• **Provided data**

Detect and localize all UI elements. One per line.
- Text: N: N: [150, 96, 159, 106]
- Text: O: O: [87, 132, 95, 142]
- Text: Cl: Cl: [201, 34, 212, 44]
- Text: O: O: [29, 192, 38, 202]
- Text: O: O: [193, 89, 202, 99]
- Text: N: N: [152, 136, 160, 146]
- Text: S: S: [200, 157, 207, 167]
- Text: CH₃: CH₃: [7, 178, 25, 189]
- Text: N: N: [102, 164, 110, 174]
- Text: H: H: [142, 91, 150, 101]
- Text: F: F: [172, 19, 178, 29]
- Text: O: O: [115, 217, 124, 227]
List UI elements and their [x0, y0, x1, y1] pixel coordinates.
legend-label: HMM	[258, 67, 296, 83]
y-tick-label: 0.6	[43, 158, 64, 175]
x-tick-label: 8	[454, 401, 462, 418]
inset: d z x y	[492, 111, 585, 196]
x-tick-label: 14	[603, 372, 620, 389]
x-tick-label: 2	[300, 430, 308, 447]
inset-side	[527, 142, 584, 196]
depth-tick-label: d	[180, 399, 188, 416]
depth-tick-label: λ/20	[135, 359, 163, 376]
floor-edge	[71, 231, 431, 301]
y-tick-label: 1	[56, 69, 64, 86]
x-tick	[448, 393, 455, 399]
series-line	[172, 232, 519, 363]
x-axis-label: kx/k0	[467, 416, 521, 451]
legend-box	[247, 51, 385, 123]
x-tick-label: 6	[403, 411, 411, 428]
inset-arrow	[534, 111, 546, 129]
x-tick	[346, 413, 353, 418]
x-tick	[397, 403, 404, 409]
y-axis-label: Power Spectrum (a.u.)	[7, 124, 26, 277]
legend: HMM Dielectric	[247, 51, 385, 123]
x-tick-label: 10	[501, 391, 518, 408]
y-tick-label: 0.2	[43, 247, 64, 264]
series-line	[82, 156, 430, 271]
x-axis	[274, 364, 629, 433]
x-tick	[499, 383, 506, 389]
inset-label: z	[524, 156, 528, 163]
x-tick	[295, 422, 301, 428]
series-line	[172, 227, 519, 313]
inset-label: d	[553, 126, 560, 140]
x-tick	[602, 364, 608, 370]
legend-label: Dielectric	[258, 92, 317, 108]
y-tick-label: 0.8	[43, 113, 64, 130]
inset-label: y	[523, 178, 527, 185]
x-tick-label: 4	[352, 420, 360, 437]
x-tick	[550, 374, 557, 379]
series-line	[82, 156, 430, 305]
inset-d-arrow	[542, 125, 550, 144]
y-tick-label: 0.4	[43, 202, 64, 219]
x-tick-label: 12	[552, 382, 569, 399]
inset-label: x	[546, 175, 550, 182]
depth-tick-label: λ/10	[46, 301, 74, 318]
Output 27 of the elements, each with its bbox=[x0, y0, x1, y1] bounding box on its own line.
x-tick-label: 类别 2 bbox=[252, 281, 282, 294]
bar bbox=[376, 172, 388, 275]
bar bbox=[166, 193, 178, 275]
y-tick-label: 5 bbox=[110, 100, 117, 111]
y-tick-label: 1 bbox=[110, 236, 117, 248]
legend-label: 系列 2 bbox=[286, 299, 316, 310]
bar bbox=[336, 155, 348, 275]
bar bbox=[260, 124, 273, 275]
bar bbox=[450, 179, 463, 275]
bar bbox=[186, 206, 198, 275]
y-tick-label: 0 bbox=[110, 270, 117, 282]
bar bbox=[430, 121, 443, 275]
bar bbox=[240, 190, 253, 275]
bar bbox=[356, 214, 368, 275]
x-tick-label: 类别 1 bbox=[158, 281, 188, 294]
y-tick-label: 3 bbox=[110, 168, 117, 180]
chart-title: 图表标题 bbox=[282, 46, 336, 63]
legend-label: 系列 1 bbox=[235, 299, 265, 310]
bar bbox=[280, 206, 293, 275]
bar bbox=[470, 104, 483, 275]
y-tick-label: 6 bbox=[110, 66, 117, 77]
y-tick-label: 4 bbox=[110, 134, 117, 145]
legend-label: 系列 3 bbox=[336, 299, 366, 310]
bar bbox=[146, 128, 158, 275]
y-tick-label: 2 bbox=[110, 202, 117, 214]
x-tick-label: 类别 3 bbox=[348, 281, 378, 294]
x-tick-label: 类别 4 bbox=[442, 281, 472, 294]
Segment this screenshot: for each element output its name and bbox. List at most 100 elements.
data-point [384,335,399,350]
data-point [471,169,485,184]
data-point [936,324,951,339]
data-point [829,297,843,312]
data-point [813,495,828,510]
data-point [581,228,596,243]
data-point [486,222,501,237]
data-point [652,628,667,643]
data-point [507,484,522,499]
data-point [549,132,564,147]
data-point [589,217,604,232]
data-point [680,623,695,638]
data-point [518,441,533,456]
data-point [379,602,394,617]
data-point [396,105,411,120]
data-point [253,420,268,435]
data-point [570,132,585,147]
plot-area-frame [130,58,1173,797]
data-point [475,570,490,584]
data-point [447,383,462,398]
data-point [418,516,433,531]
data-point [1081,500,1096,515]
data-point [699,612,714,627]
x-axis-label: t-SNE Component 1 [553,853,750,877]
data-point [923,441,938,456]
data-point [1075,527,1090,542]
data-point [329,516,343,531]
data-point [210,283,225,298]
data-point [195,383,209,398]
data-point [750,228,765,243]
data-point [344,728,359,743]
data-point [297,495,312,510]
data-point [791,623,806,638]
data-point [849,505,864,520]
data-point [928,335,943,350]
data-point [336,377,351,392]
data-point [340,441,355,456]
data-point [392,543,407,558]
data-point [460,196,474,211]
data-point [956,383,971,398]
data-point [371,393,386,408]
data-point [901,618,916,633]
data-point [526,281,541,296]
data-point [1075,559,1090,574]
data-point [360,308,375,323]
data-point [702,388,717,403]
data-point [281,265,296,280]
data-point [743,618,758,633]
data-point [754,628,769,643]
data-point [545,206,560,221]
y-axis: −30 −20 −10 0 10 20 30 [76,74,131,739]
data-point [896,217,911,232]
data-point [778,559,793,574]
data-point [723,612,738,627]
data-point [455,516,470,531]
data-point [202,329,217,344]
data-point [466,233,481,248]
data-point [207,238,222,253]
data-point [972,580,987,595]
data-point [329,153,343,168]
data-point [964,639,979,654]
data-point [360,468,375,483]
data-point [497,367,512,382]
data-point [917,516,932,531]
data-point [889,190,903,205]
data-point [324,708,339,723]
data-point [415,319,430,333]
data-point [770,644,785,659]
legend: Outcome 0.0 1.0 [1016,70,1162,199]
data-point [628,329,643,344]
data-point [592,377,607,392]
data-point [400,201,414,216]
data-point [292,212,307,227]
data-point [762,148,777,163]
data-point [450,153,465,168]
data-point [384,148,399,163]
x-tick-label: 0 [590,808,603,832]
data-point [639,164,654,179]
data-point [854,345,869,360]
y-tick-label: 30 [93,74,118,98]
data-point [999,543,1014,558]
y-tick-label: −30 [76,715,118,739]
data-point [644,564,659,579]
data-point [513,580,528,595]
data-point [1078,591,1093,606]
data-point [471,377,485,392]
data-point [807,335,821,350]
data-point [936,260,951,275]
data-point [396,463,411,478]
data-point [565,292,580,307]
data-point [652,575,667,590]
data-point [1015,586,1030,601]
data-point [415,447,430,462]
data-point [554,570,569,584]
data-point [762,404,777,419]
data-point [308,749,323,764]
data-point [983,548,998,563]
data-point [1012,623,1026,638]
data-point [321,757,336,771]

• **Task objective**
Copy the rows from the very first one through the line containing "383, 506, 389]", keeping both ends and changing nothing.

• **Exercise output**
Detect and localize all UI elements. One per line.
- Text: N: N: [150, 96, 159, 106]
- Text: O: O: [87, 132, 95, 142]
- Text: Cl: Cl: [201, 34, 212, 44]
- Text: O: O: [29, 192, 38, 202]
- Text: O: O: [193, 89, 202, 99]
- Text: N: N: [152, 136, 160, 146]
- Text: S: S: [200, 157, 207, 167]
- Text: CH₃: CH₃: [7, 178, 25, 189]
- Text: N: N: [102, 164, 110, 174]
- Text: H: H: [142, 91, 150, 101]
- Text: F: F: [172, 19, 178, 29]
- Text: O: O: [115, 217, 124, 227]
List UI elements and their [x0, y0, x1, y1] pixel coordinates.
legend-label: HMM	[258, 67, 296, 83]
y-tick-label: 0.6	[43, 158, 64, 175]
x-tick-label: 8	[454, 401, 462, 418]
inset: d z x y	[492, 111, 585, 196]
x-tick-label: 14	[603, 372, 620, 389]
x-tick-label: 2	[300, 430, 308, 447]
inset-side	[527, 142, 584, 196]
depth-tick-label: d	[180, 399, 188, 416]
depth-tick-label: λ/20	[135, 359, 163, 376]
floor-edge	[71, 231, 431, 301]
y-tick-label: 1	[56, 69, 64, 86]
x-tick	[448, 393, 455, 399]
series-line	[172, 232, 519, 363]
x-axis-label: kx/k0	[467, 416, 521, 451]
legend-box	[247, 51, 385, 123]
x-tick-label: 6	[403, 411, 411, 428]
inset-arrow	[534, 111, 546, 129]
x-tick	[346, 413, 353, 418]
x-tick	[397, 403, 404, 409]
y-axis-label: Power Spectrum (a.u.)	[7, 124, 26, 277]
legend: HMM Dielectric	[247, 51, 385, 123]
x-tick-label: 10	[501, 391, 518, 408]
y-tick-label: 0.2	[43, 247, 64, 264]
series-line	[82, 156, 430, 271]
x-axis	[274, 364, 629, 433]
x-tick	[499, 383, 506, 389]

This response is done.